◆ **Problem to solve**
Faithfully return all lines, omitting every embedded picture.
--- Start of Records shown ---
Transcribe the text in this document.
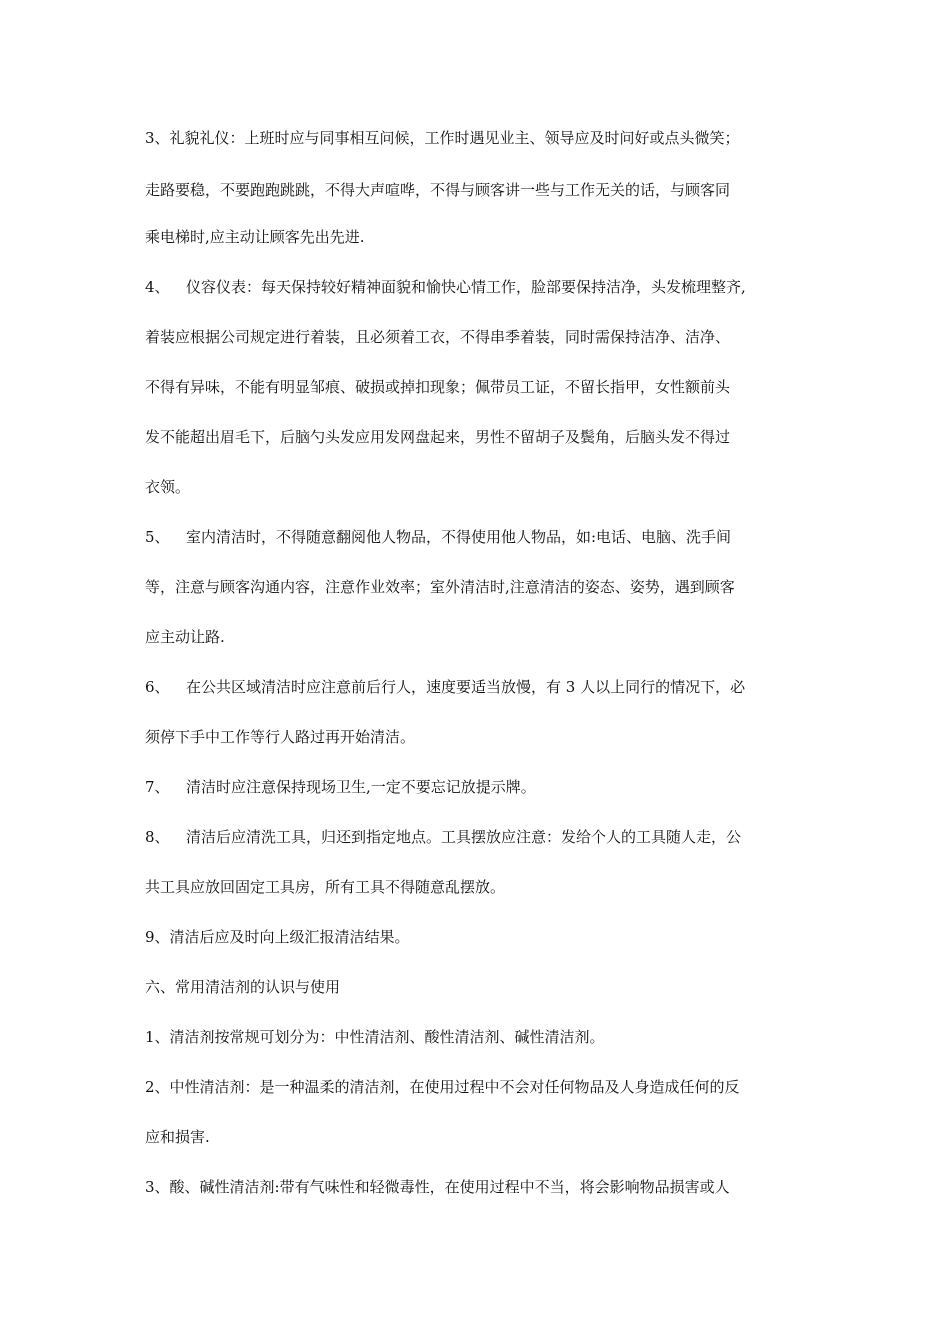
3、礼貌礼仪：上班时应与同事相互问候，工作时遇见业主、领导应及时问好或点头微笑；
走路要稳，不要跑跑跳跳，不得大声喧哗，不得与顾客讲一些与工作无关的话，与顾客同
乘电梯时,应主动让顾客先出先进.
4、 仪容仪表：每天保持较好精神面貌和愉快心情工作，脸部要保持洁净，头发梳理整齐,
着装应根据公司规定进行着装，且必须着工衣，不得串季着装，同时需保持洁净、洁净、
不得有异味，不能有明显邹痕、破损或掉扣现象；佩带员工证，不留长指甲，女性额前头
发不能超出眉毛下，后脑勺头发应用发网盘起来，男性不留胡子及鬓角，后脑头发不得过
衣领。
5、 室内清洁时，不得随意翻阅他人物品，不得使用他人物品，如:电话、电脑、洗手间
等，注意与顾客沟通内容，注意作业效率；室外清洁时,注意清洁的姿态、姿势，遇到顾客
应主动让路.
6、 在公共区域清洁时应注意前后行人，速度要适当放慢，有 3 人以上同行的情况下，必
须停下手中工作等行人路过再开始清洁。
7、 清洁时应注意保持现场卫生,一定不要忘记放提示牌。
8、 清洁后应清洗工具，归还到指定地点。工具摆放应注意：发给个人的工具随人走，公
共工具应放回固定工具房，所有工具不得随意乱摆放。
9、清洁后应及时向上级汇报清洁结果。
六、常用清洁剂的认识与使用
1、清洁剂按常规可划分为：中性清洁剂、酸性清洁剂、碱性清洁剂。
2、中性清洁剂：是一种温柔的清洁剂，在使用过程中不会对任何物品及人身造成任何的反
应和损害.
3、酸、碱性清洁剂:带有气味性和轻微毒性，在使用过程中不当，将会影响物品损害或人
--- End of Records shown ---
◆ **Full answer**
Transcribe the text in this document.
3、礼貌礼仪：上班时应与同事相互问候，工作时遇见业主、领导应及时问好或点头微笑；
走路要稳，不要跑跑跳跳，不得大声喧哗，不得与顾客讲一些与工作无关的话，与顾客同
乘电梯时,应主动让顾客先出先进.
4、 仪容仪表：每天保持较好精神面貌和愉快心情工作，脸部要保持洁净，头发梳理整齐,
着装应根据公司规定进行着装，且必须着工衣，不得串季着装，同时需保持洁净、洁净、
不得有异味，不能有明显邹痕、破损或掉扣现象；佩带员工证，不留长指甲，女性额前头
发不能超出眉毛下，后脑勺头发应用发网盘起来，男性不留胡子及鬓角，后脑头发不得过
衣领。
5、 室内清洁时，不得随意翻阅他人物品，不得使用他人物品，如:电话、电脑、洗手间
等，注意与顾客沟通内容，注意作业效率；室外清洁时,注意清洁的姿态、姿势，遇到顾客
应主动让路.
6、 在公共区域清洁时应注意前后行人，速度要适当放慢，有 3 人以上同行的情况下，必
须停下手中工作等行人路过再开始清洁。
7、 清洁时应注意保持现场卫生,一定不要忘记放提示牌。
8、 清洁后应清洗工具，归还到指定地点。工具摆放应注意：发给个人的工具随人走，公
共工具应放回固定工具房，所有工具不得随意乱摆放。
9、清洁后应及时向上级汇报清洁结果。
六、常用清洁剂的认识与使用
1、清洁剂按常规可划分为：中性清洁剂、酸性清洁剂、碱性清洁剂。
2、中性清洁剂：是一种温柔的清洁剂，在使用过程中不会对任何物品及人身造成任何的反
应和损害.
3、酸、碱性清洁剂:带有气味性和轻微毒性，在使用过程中不当，将会影响物品损害或人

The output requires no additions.